Figure data in JSON:
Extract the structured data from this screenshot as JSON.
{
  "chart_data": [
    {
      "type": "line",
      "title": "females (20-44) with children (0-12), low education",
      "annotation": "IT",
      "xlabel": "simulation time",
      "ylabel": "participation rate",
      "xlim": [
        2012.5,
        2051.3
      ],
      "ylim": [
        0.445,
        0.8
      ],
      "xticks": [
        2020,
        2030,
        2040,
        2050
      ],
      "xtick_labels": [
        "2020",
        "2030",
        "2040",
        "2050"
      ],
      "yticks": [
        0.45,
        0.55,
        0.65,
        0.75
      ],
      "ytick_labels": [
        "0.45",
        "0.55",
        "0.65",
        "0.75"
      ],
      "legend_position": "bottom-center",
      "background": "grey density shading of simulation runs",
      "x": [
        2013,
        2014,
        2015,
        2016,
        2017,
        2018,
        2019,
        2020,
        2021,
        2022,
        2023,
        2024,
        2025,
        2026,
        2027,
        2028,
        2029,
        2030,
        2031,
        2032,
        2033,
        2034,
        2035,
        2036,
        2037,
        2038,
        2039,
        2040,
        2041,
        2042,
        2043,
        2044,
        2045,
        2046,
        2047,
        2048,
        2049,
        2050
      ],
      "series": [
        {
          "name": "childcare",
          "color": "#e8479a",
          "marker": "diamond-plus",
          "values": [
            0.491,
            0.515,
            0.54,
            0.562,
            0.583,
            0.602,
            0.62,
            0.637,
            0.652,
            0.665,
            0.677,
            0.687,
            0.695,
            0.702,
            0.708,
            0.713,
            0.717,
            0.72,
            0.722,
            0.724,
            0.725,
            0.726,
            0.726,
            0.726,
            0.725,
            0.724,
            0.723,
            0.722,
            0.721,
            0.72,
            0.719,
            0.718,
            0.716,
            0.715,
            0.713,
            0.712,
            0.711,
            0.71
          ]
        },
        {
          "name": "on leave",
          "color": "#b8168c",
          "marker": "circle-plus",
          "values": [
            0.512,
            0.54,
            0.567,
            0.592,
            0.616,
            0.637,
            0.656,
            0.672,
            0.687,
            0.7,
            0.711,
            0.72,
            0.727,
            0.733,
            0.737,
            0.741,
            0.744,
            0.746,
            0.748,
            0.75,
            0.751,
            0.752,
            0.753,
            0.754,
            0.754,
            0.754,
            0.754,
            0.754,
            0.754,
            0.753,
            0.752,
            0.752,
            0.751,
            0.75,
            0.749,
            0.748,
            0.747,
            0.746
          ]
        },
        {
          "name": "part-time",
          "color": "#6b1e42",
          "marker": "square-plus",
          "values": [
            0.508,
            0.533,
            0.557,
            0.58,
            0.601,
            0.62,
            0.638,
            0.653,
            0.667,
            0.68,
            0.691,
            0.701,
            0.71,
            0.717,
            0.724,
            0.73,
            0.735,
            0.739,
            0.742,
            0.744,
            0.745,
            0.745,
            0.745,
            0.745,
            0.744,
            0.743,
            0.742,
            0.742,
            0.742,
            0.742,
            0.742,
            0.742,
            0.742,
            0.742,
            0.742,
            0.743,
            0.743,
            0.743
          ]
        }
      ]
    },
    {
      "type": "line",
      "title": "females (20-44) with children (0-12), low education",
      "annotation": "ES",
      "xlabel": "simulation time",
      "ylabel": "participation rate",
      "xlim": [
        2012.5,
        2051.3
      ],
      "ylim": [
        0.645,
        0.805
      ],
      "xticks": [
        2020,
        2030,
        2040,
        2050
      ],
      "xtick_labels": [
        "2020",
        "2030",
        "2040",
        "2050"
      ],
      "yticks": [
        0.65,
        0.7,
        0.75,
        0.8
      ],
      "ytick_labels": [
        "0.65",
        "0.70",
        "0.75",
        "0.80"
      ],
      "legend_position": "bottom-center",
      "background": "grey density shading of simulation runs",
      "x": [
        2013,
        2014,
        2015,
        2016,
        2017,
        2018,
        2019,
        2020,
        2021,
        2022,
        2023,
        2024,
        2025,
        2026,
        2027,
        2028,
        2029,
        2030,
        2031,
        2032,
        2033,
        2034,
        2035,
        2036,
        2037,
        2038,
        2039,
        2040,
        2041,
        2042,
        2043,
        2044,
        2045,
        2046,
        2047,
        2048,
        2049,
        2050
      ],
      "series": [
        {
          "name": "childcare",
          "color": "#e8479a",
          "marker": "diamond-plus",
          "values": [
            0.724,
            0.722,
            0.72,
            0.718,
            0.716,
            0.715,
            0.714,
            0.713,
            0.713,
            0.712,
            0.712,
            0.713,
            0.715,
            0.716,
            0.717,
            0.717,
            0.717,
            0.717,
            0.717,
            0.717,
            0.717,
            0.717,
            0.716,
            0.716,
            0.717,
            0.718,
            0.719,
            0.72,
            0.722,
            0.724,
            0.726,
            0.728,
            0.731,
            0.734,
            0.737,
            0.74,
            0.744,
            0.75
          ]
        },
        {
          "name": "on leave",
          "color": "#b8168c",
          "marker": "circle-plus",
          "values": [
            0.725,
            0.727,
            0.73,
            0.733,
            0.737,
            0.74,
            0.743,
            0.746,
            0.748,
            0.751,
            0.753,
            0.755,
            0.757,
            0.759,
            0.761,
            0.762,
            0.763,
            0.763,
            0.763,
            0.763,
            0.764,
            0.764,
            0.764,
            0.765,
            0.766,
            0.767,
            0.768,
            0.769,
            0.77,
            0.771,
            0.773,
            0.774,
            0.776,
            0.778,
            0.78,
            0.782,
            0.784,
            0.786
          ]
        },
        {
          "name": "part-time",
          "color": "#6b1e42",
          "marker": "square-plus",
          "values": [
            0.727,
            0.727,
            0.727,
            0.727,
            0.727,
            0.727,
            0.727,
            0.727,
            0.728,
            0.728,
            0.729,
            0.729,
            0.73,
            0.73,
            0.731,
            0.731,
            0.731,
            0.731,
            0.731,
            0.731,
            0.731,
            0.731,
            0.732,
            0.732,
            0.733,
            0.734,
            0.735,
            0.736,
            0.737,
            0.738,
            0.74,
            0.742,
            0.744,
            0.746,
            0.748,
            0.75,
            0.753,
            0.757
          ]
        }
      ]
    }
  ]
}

#### [What to work on]
Reproduce each entry word for word.

#### [Result of the exercise]
Extract the structured data from this screenshot as JSON.
{
  "chart_data": [
    {
      "type": "line",
      "title": "females (20-44) with children (0-12), low education",
      "annotation": "IT",
      "xlabel": "simulation time",
      "ylabel": "participation rate",
      "xlim": [
        2012.5,
        2051.3
      ],
      "ylim": [
        0.445,
        0.8
      ],
      "xticks": [
        2020,
        2030,
        2040,
        2050
      ],
      "xtick_labels": [
        "2020",
        "2030",
        "2040",
        "2050"
      ],
      "yticks": [
        0.45,
        0.55,
        0.65,
        0.75
      ],
      "ytick_labels": [
        "0.45",
        "0.55",
        "0.65",
        "0.75"
      ],
      "legend_position": "bottom-center",
      "background": "grey density shading of simulation runs",
      "x": [
        2013,
        2014,
        2015,
        2016,
        2017,
        2018,
        2019,
        2020,
        2021,
        2022,
        2023,
        2024,
        2025,
        2026,
        2027,
        2028,
        2029,
        2030,
        2031,
        2032,
        2033,
        2034,
        2035,
        2036,
        2037,
        2038,
        2039,
        2040,
        2041,
        2042,
        2043,
        2044,
        2045,
        2046,
        2047,
        2048,
        2049,
        2050
      ],
      "series": [
        {
          "name": "childcare",
          "color": "#e8479a",
          "marker": "diamond-plus",
          "values": [
            0.491,
            0.515,
            0.54,
            0.562,
            0.583,
            0.602,
            0.62,
            0.637,
            0.652,
            0.665,
            0.677,
            0.687,
            0.695,
            0.702,
            0.708,
            0.713,
            0.717,
            0.72,
            0.722,
            0.724,
            0.725,
            0.726,
            0.726,
            0.726,
            0.725,
            0.724,
            0.723,
            0.722,
            0.721,
            0.72,
            0.719,
            0.718,
            0.716,
            0.715,
            0.713,
            0.712,
            0.711,
            0.71
          ]
        },
        {
          "name": "on leave",
          "color": "#b8168c",
          "marker": "circle-plus",
          "values": [
            0.512,
            0.54,
            0.567,
            0.592,
            0.616,
            0.637,
            0.656,
            0.672,
            0.687,
            0.7,
            0.711,
            0.72,
            0.727,
            0.733,
            0.737,
            0.741,
            0.744,
            0.746,
            0.748,
            0.75,
            0.751,
            0.752,
            0.753,
            0.754,
            0.754,
            0.754,
            0.754,
            0.754,
            0.754,
            0.753,
            0.752,
            0.752,
            0.751,
            0.75,
            0.749,
            0.748,
            0.747,
            0.746
          ]
        },
        {
          "name": "part-time",
          "color": "#6b1e42",
          "marker": "square-plus",
          "values": [
            0.508,
            0.533,
            0.557,
            0.58,
            0.601,
            0.62,
            0.638,
            0.653,
            0.667,
            0.68,
            0.691,
            0.701,
            0.71,
            0.717,
            0.724,
            0.73,
            0.735,
            0.739,
            0.742,
            0.744,
            0.745,
            0.745,
            0.745,
            0.745,
            0.744,
            0.743,
            0.742,
            0.742,
            0.742,
            0.742,
            0.742,
            0.742,
            0.742,
            0.742,
            0.742,
            0.743,
            0.743,
            0.743
          ]
        }
      ]
    },
    {
      "type": "line",
      "title": "females (20-44) with children (0-12), low education",
      "annotation": "ES",
      "xlabel": "simulation time",
      "ylabel": "participation rate",
      "xlim": [
        2012.5,
        2051.3
      ],
      "ylim": [
        0.645,
        0.805
      ],
      "xticks": [
        2020,
        2030,
        2040,
        2050
      ],
      "xtick_labels": [
        "2020",
        "2030",
        "2040",
        "2050"
      ],
      "yticks": [
        0.65,
        0.7,
        0.75,
        0.8
      ],
      "ytick_labels": [
        "0.65",
        "0.70",
        "0.75",
        "0.80"
      ],
      "legend_position": "bottom-center",
      "background": "grey density shading of simulation runs",
      "x": [
        2013,
        2014,
        2015,
        2016,
        2017,
        2018,
        2019,
        2020,
        2021,
        2022,
        2023,
        2024,
        2025,
        2026,
        2027,
        2028,
        2029,
        2030,
        2031,
        2032,
        2033,
        2034,
        2035,
        2036,
        2037,
        2038,
        2039,
        2040,
        2041,
        2042,
        2043,
        2044,
        2045,
        2046,
        2047,
        2048,
        2049,
        2050
      ],
      "series": [
        {
          "name": "childcare",
          "color": "#e8479a",
          "marker": "diamond-plus",
          "values": [
            0.724,
            0.722,
            0.72,
            0.718,
            0.716,
            0.715,
            0.714,
            0.713,
            0.713,
            0.712,
            0.712,
            0.713,
            0.715,
            0.716,
            0.717,
            0.717,
            0.717,
            0.717,
            0.717,
            0.717,
            0.717,
            0.717,
            0.716,
            0.716,
            0.717,
            0.718,
            0.719,
            0.72,
            0.722,
            0.724,
            0.726,
            0.728,
            0.731,
            0.734,
            0.737,
            0.74,
            0.744,
            0.75
          ]
        },
        {
          "name": "on leave",
          "color": "#b8168c",
          "marker": "circle-plus",
          "values": [
            0.725,
            0.727,
            0.73,
            0.733,
            0.737,
            0.74,
            0.743,
            0.746,
            0.748,
            0.751,
            0.753,
            0.755,
            0.757,
            0.759,
            0.761,
            0.762,
            0.763,
            0.763,
            0.763,
            0.763,
            0.764,
            0.764,
            0.764,
            0.765,
            0.766,
            0.767,
            0.768,
            0.769,
            0.77,
            0.771,
            0.773,
            0.774,
            0.776,
            0.778,
            0.78,
            0.782,
            0.784,
            0.786
          ]
        },
        {
          "name": "part-time",
          "color": "#6b1e42",
          "marker": "square-plus",
          "values": [
            0.727,
            0.727,
            0.727,
            0.727,
            0.727,
            0.727,
            0.727,
            0.727,
            0.728,
            0.728,
            0.729,
            0.729,
            0.73,
            0.73,
            0.731,
            0.731,
            0.731,
            0.731,
            0.731,
            0.731,
            0.731,
            0.731,
            0.732,
            0.732,
            0.733,
            0.734,
            0.735,
            0.736,
            0.737,
            0.738,
            0.74,
            0.742,
            0.744,
            0.746,
            0.748,
            0.75,
            0.753,
            0.757
          ]
        }
      ]
    }
  ]
}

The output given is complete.